§ Job
Among the lines of these entries, how many hold the word "this"? State only the number.

**** Available records

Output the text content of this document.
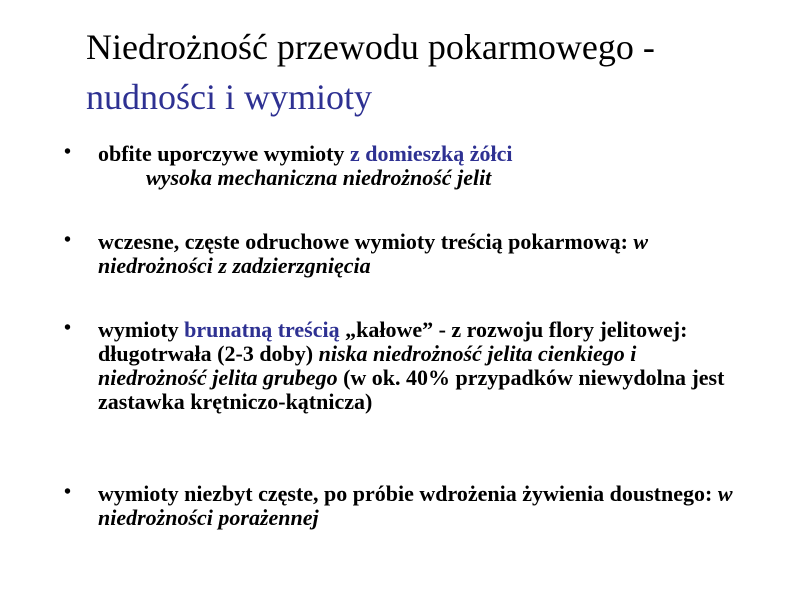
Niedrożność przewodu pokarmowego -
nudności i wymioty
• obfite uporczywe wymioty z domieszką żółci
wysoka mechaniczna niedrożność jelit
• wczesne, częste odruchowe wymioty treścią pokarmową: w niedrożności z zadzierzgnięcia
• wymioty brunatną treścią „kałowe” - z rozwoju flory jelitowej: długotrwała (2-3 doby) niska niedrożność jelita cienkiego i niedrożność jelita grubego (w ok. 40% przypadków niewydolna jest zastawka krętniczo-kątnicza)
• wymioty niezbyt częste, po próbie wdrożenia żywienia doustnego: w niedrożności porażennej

********
**** Available records

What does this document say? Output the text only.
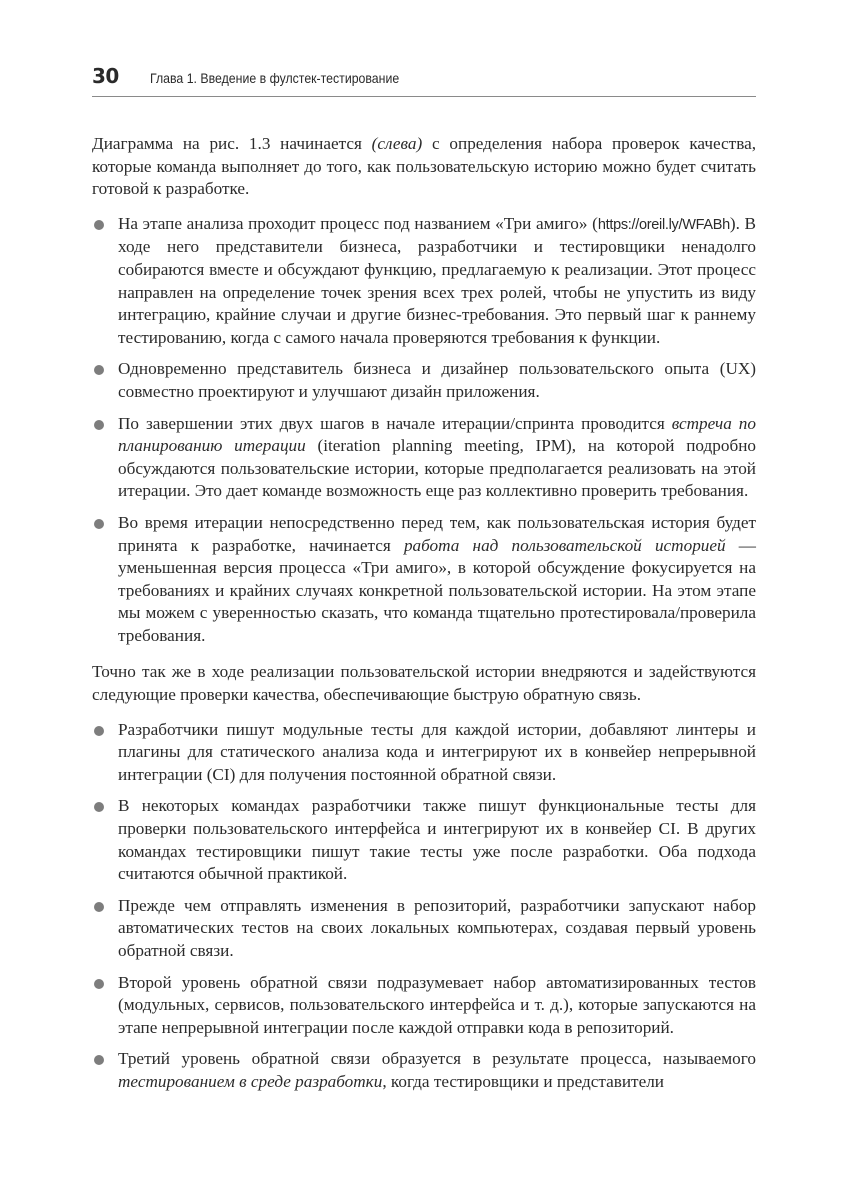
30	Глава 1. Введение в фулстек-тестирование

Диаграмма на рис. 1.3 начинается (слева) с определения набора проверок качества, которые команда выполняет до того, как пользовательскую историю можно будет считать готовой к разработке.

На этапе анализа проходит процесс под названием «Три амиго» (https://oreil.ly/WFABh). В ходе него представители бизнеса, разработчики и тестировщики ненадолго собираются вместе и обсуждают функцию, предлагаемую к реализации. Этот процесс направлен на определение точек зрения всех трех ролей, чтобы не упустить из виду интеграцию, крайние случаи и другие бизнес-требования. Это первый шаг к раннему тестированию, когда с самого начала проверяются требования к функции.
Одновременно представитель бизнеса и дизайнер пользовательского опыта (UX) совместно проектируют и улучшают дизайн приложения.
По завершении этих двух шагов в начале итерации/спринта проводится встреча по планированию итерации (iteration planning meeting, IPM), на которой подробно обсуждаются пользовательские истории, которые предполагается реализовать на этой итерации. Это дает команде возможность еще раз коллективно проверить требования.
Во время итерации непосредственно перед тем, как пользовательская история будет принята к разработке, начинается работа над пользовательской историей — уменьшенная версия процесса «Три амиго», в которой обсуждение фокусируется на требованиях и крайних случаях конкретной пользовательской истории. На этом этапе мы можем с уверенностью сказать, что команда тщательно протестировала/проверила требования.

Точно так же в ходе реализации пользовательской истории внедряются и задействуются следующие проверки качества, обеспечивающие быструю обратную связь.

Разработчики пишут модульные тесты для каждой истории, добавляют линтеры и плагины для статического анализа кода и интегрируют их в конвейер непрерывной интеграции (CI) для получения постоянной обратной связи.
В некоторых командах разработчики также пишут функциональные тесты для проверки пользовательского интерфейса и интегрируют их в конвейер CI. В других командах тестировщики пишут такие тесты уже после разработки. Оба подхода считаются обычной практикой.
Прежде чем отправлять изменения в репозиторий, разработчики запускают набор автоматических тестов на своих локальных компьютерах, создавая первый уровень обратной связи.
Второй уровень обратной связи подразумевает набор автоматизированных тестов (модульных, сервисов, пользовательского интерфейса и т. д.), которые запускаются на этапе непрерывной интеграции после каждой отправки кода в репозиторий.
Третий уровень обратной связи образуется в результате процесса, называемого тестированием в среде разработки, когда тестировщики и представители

********

§ Reply to the task
2